===== RECORDS FOR THIS TASK

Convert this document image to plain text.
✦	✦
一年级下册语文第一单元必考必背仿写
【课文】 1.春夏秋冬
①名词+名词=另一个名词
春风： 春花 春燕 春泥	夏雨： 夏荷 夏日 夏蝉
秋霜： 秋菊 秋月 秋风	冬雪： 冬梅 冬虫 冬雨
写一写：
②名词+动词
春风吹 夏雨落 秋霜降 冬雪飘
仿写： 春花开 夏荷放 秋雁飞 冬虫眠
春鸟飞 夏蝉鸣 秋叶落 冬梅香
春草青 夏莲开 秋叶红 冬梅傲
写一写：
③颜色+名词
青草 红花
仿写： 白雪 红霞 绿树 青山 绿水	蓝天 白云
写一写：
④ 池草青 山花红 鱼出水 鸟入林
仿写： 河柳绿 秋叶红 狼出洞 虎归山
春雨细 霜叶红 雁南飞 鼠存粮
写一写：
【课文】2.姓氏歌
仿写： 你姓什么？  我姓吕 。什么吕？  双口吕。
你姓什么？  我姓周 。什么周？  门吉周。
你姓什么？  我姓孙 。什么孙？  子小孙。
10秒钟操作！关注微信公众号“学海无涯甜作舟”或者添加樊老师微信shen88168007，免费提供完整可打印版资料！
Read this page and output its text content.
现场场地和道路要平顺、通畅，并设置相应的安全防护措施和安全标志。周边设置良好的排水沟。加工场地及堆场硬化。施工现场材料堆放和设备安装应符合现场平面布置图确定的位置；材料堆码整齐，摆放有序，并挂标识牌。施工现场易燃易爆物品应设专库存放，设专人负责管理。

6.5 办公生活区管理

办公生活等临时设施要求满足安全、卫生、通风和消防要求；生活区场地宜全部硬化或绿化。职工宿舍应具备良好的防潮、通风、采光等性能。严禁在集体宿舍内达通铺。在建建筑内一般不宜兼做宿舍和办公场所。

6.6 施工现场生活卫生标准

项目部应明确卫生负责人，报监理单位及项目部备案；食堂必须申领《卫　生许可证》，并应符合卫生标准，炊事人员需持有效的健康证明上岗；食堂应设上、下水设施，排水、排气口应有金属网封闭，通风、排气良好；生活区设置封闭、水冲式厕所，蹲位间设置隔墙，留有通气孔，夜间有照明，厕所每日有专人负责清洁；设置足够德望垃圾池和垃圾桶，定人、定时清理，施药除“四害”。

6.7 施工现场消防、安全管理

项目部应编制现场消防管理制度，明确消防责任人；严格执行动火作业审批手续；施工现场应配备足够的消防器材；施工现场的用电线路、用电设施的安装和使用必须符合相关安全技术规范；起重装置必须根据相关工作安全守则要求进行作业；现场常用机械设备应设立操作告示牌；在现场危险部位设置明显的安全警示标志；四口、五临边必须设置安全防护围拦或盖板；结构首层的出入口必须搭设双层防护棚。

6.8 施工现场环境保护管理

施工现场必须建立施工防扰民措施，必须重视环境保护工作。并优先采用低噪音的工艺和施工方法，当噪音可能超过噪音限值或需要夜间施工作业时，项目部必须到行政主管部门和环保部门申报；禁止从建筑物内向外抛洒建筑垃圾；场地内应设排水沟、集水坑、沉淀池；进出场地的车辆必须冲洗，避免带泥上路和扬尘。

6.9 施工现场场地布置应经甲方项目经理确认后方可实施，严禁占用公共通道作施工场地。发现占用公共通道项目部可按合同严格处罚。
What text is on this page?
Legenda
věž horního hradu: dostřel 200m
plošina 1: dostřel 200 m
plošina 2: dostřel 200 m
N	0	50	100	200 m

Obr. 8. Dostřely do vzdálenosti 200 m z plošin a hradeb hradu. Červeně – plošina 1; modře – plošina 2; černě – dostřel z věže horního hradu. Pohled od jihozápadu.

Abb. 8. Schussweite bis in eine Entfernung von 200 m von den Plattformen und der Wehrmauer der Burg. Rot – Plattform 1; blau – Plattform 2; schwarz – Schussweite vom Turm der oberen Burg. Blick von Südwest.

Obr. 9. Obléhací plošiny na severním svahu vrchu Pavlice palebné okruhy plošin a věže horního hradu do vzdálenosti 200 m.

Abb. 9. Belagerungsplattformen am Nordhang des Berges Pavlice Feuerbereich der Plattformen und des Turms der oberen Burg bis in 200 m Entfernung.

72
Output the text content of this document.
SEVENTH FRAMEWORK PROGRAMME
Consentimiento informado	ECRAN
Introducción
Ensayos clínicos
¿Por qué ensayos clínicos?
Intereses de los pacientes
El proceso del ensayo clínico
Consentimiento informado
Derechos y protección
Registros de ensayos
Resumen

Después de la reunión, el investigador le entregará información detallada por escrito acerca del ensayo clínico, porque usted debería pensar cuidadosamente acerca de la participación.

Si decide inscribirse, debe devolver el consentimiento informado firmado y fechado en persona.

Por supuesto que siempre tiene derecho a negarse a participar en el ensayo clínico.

==========

WRITTEN TASK: Copy all lines from the material that hold "page".

RESULT BELOW:
Read this page and output its text content.
What text is on this page?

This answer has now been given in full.